**DIRECTIONS**
Transcribe the records below exactly.

-- START OF EXERCISE MATERIAL --

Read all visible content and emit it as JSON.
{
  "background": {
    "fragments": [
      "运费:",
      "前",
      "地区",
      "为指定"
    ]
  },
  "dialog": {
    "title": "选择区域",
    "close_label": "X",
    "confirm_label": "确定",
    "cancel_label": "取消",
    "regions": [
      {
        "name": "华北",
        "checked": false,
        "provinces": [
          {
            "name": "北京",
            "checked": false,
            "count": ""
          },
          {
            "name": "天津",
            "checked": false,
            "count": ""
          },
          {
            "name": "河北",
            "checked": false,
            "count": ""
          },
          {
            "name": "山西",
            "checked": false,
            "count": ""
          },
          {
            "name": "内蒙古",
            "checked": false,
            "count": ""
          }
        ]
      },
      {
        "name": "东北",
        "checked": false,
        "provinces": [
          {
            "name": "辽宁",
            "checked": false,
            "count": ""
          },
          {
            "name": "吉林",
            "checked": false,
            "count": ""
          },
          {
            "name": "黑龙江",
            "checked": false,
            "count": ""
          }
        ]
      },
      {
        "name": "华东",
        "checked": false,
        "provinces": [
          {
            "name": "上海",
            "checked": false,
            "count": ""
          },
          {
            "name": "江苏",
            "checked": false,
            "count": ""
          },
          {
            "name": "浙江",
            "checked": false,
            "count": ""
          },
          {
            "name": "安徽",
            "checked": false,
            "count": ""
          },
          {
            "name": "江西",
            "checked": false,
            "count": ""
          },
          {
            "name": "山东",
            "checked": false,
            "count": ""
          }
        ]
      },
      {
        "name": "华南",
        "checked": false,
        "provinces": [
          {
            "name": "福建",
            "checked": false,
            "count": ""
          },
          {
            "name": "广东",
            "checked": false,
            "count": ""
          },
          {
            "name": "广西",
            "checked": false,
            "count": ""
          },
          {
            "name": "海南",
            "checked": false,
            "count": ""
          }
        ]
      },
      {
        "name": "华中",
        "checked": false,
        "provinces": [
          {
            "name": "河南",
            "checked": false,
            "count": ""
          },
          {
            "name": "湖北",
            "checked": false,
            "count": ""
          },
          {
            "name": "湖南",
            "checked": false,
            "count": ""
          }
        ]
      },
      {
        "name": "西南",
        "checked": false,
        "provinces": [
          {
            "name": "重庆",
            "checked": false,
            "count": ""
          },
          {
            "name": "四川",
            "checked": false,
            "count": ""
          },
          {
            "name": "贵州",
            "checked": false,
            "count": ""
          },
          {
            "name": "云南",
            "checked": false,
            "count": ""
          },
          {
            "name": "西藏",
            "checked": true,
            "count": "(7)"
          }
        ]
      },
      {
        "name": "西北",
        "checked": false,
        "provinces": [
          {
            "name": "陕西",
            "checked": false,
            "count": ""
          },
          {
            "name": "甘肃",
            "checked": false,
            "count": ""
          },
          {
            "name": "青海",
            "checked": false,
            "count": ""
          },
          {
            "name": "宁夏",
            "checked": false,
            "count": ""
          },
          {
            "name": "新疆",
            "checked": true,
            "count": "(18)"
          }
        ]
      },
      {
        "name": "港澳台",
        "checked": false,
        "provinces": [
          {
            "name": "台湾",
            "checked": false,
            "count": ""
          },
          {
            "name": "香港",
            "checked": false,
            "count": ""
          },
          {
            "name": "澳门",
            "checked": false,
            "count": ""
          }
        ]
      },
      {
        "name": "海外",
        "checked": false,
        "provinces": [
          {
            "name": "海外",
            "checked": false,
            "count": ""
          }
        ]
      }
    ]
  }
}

-- END OF EXERCISE MATERIAL --

**CORRECT OUTPUT**
Read all visible content and emit it as JSON.
{
  "background": {
    "fragments": [
      "运费:",
      "前",
      "地区",
      "为指定"
    ]
  },
  "dialog": {
    "title": "选择区域",
    "close_label": "X",
    "confirm_label": "确定",
    "cancel_label": "取消",
    "regions": [
      {
        "name": "华北",
        "checked": false,
        "provinces": [
          {
            "name": "北京",
            "checked": false,
            "count": ""
          },
          {
            "name": "天津",
            "checked": false,
            "count": ""
          },
          {
            "name": "河北",
            "checked": false,
            "count": ""
          },
          {
            "name": "山西",
            "checked": false,
            "count": ""
          },
          {
            "name": "内蒙古",
            "checked": false,
            "count": ""
          }
        ]
      },
      {
        "name": "东北",
        "checked": false,
        "provinces": [
          {
            "name": "辽宁",
            "checked": false,
            "count": ""
          },
          {
            "name": "吉林",
            "checked": false,
            "count": ""
          },
          {
            "name": "黑龙江",
            "checked": false,
            "count": ""
          }
        ]
      },
      {
        "name": "华东",
        "checked": false,
        "provinces": [
          {
            "name": "上海",
            "checked": false,
            "count": ""
          },
          {
            "name": "江苏",
            "checked": false,
            "count": ""
          },
          {
            "name": "浙江",
            "checked": false,
            "count": ""
          },
          {
            "name": "安徽",
            "checked": false,
            "count": ""
          },
          {
            "name": "江西",
            "checked": false,
            "count": ""
          },
          {
            "name": "山东",
            "checked": false,
            "count": ""
          }
        ]
      },
      {
        "name": "华南",
        "checked": false,
        "provinces": [
          {
            "name": "福建",
            "checked": false,
            "count": ""
          },
          {
            "name": "广东",
            "checked": false,
            "count": ""
          },
          {
            "name": "广西",
            "checked": false,
            "count": ""
          },
          {
            "name": "海南",
            "checked": false,
            "count": ""
          }
        ]
      },
      {
        "name": "华中",
        "checked": false,
        "provinces": [
          {
            "name": "河南",
            "checked": false,
            "count": ""
          },
          {
            "name": "湖北",
            "checked": false,
            "count": ""
          },
          {
            "name": "湖南",
            "checked": false,
            "count": ""
          }
        ]
      },
      {
        "name": "西南",
        "checked": false,
        "provinces": [
          {
            "name": "重庆",
            "checked": false,
            "count": ""
          },
          {
            "name": "四川",
            "checked": false,
            "count": ""
          },
          {
            "name": "贵州",
            "checked": false,
            "count": ""
          },
          {
            "name": "云南",
            "checked": false,
            "count": ""
          },
          {
            "name": "西藏",
            "checked": true,
            "count": "(7)"
          }
        ]
      },
      {
        "name": "西北",
        "checked": false,
        "provinces": [
          {
            "name": "陕西",
            "checked": false,
            "count": ""
          },
          {
            "name": "甘肃",
            "checked": false,
            "count": ""
          },
          {
            "name": "青海",
            "checked": false,
            "count": ""
          },
          {
            "name": "宁夏",
            "checked": false,
            "count": ""
          },
          {
            "name": "新疆",
            "checked": true,
            "count": "(18)"
          }
        ]
      },
      {
        "name": "港澳台",
        "checked": false,
        "provinces": [
          {
            "name": "台湾",
            "checked": false,
            "count": ""
          },
          {
            "name": "香港",
            "checked": false,
            "count": ""
          },
          {
            "name": "澳门",
            "checked": false,
            "count": ""
          }
        ]
      },
      {
        "name": "海外",
        "checked": false,
        "provinces": [
          {
            "name": "海外",
            "checked": false,
            "count": ""
          }
        ]
      }
    ]
  }
}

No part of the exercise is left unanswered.